>>>

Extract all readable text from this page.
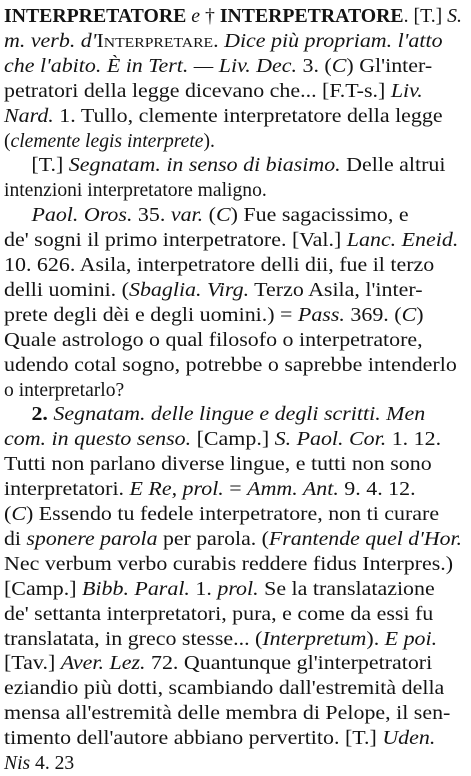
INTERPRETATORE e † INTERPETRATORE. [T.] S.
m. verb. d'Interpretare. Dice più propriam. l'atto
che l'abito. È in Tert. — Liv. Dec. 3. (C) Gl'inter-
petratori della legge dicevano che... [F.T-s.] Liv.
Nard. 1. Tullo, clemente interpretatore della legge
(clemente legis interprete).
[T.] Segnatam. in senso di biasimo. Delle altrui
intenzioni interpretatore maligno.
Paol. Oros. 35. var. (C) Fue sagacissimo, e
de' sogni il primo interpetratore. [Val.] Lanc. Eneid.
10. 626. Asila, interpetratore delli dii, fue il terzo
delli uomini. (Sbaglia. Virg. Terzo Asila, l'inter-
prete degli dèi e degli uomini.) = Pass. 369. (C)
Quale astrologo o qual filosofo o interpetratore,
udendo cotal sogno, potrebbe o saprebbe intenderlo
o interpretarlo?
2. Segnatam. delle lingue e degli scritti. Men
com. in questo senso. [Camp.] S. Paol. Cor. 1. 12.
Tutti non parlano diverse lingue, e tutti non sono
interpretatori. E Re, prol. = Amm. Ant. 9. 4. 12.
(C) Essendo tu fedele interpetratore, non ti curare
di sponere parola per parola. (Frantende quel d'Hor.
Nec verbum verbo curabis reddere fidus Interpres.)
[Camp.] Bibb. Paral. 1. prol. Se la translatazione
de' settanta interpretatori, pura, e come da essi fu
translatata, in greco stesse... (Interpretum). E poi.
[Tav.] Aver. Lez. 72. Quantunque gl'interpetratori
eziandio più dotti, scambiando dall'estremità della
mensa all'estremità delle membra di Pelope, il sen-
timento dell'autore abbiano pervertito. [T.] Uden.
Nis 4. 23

<<<
>>>

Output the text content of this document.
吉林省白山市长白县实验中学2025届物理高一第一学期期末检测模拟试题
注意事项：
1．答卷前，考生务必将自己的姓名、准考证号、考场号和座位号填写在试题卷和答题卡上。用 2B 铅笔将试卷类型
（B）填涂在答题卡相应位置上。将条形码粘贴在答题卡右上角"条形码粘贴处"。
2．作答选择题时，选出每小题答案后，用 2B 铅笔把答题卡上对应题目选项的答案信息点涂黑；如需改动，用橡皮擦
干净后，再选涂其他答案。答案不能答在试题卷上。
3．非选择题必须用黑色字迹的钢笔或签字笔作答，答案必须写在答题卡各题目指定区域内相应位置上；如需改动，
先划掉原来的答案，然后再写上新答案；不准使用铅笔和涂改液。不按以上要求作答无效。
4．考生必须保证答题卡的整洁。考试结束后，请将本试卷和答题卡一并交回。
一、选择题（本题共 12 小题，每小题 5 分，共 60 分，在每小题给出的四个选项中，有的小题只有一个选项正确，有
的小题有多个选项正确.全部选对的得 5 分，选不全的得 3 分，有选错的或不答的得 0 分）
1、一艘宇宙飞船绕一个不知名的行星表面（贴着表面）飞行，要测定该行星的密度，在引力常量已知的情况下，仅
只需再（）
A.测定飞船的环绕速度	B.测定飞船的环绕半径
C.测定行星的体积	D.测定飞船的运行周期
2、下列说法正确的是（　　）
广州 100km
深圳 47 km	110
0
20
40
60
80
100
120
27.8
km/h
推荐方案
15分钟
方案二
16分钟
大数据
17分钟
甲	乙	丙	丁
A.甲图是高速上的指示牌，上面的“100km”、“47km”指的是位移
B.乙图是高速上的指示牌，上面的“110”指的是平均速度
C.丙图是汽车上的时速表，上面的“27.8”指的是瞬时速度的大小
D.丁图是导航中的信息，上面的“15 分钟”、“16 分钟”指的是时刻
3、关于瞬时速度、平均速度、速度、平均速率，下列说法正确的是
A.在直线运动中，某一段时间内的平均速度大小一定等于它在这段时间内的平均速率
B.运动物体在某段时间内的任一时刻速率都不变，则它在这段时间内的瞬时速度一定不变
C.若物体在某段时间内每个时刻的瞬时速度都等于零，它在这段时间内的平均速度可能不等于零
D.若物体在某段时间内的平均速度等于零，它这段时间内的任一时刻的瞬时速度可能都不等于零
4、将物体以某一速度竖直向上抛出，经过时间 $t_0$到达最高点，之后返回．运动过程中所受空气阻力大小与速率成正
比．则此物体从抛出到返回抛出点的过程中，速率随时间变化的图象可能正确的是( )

<<<
>>>

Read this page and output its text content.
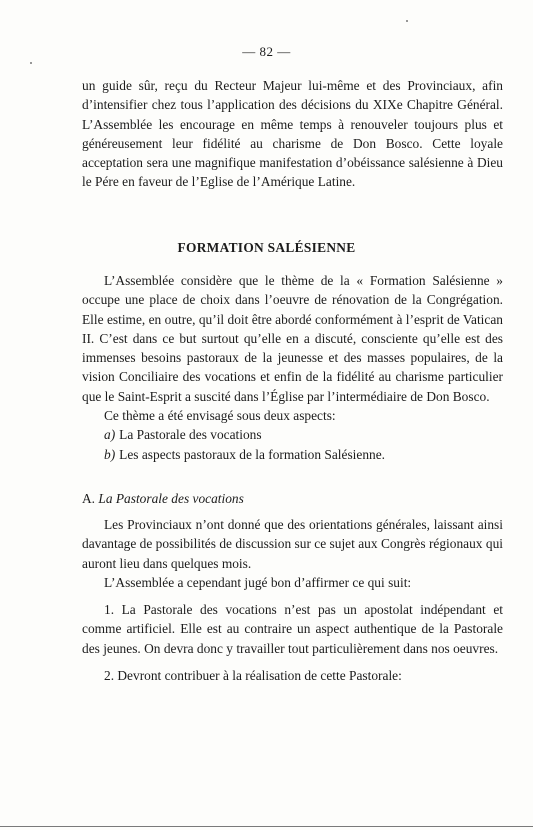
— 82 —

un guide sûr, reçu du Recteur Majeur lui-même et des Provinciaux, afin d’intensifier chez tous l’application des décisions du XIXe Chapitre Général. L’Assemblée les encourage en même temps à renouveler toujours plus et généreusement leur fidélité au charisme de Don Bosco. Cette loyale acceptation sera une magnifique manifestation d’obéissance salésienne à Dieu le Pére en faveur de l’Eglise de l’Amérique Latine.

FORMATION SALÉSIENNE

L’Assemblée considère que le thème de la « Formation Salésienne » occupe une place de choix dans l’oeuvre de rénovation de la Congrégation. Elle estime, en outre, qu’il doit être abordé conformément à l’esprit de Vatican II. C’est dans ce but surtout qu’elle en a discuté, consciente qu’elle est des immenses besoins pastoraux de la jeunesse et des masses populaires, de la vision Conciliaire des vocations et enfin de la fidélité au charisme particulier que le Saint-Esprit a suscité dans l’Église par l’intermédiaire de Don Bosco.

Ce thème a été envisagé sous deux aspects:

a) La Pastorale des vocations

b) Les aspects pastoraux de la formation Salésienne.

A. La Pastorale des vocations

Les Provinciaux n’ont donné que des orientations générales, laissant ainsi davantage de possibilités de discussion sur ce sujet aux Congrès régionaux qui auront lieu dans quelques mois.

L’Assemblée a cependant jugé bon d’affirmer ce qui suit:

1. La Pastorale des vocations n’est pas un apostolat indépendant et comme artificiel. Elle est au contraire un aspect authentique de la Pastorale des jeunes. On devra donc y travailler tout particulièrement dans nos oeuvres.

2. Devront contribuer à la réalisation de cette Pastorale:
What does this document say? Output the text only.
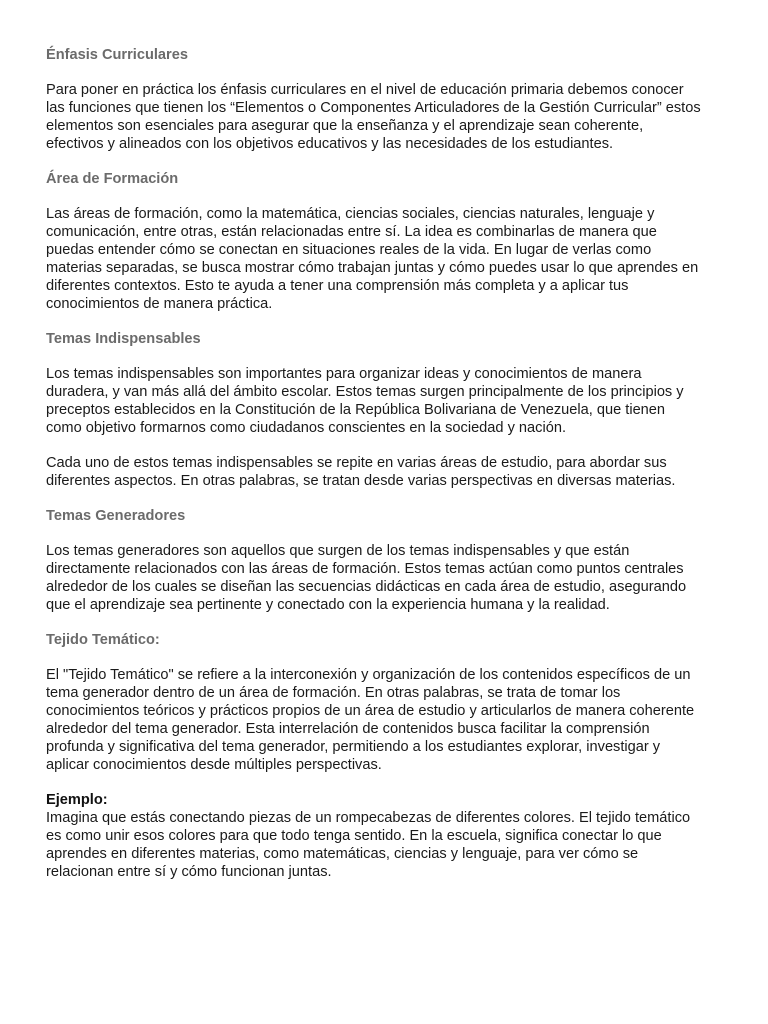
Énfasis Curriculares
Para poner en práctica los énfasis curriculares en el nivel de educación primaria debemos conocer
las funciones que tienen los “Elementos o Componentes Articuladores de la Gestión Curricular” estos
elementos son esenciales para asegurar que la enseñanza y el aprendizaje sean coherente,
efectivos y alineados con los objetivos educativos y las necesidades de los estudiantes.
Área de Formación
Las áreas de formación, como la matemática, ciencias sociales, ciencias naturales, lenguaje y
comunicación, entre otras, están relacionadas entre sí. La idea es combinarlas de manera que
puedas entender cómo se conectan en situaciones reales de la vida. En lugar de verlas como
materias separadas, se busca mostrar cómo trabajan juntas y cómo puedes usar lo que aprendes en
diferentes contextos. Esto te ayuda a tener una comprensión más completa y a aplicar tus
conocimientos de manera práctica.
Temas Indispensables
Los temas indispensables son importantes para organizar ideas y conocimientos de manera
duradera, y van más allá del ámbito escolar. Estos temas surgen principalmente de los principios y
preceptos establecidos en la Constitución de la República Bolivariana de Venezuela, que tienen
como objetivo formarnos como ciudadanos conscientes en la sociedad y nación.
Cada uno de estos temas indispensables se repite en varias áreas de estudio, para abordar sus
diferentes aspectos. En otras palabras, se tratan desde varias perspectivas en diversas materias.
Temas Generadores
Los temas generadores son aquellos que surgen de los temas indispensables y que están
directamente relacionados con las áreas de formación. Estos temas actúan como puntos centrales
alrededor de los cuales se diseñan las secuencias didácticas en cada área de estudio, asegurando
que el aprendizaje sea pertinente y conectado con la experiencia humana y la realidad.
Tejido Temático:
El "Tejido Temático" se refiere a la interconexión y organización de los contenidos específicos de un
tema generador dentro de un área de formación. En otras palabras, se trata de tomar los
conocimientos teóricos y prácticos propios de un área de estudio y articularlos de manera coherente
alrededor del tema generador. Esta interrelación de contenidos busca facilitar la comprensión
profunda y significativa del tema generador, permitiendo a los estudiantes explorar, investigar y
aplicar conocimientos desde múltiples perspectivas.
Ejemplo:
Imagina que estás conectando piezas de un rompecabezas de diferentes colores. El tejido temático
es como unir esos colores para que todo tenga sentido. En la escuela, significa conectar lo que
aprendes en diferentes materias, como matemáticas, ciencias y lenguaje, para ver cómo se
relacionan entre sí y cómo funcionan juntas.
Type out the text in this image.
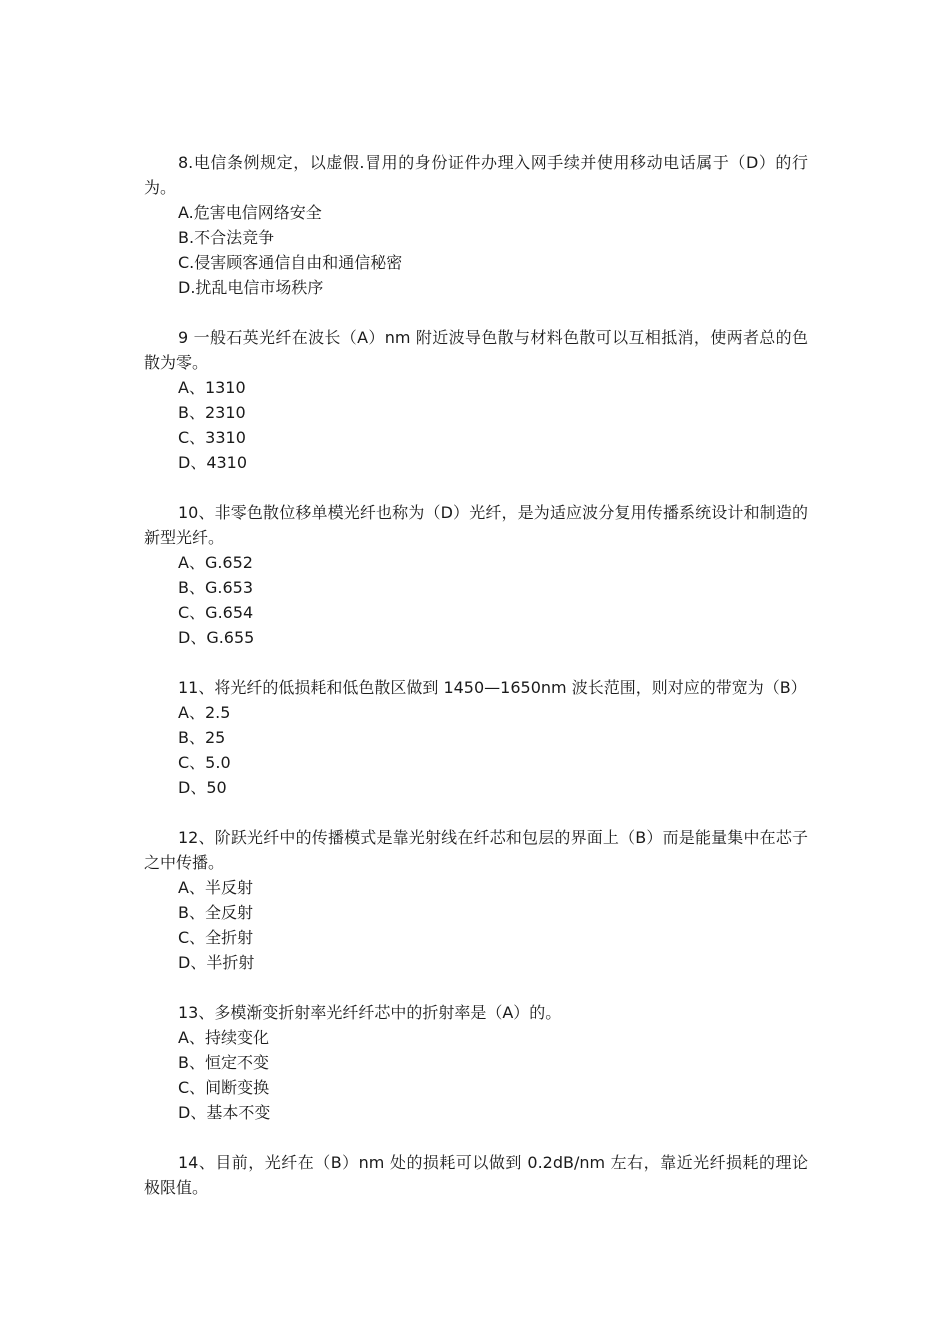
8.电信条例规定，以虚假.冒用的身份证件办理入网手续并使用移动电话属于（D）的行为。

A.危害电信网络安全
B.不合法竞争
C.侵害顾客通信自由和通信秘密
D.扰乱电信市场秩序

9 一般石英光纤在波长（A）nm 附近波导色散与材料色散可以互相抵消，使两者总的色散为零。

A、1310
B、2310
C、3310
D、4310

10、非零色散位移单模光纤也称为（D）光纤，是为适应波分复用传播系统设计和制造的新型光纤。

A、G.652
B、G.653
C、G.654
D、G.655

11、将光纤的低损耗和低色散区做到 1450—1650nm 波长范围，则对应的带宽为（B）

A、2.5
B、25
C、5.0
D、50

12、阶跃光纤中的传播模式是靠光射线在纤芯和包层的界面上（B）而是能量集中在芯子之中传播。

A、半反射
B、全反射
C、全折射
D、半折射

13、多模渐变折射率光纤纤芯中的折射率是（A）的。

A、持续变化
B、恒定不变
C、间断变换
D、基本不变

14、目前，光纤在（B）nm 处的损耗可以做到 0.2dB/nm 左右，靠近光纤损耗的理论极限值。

<<<

Set problem: Pick out each line containing "áreas" and report it.

Task output:
Las áreas de formación, como la matemática, ciencias sociales, ciencias naturales, lenguaje y
Cada uno de estos temas indispensables se repite en varias áreas de estudio, para abordar sus
directamente relacionados con las áreas de formación. Estos temas actúan como puntos centrales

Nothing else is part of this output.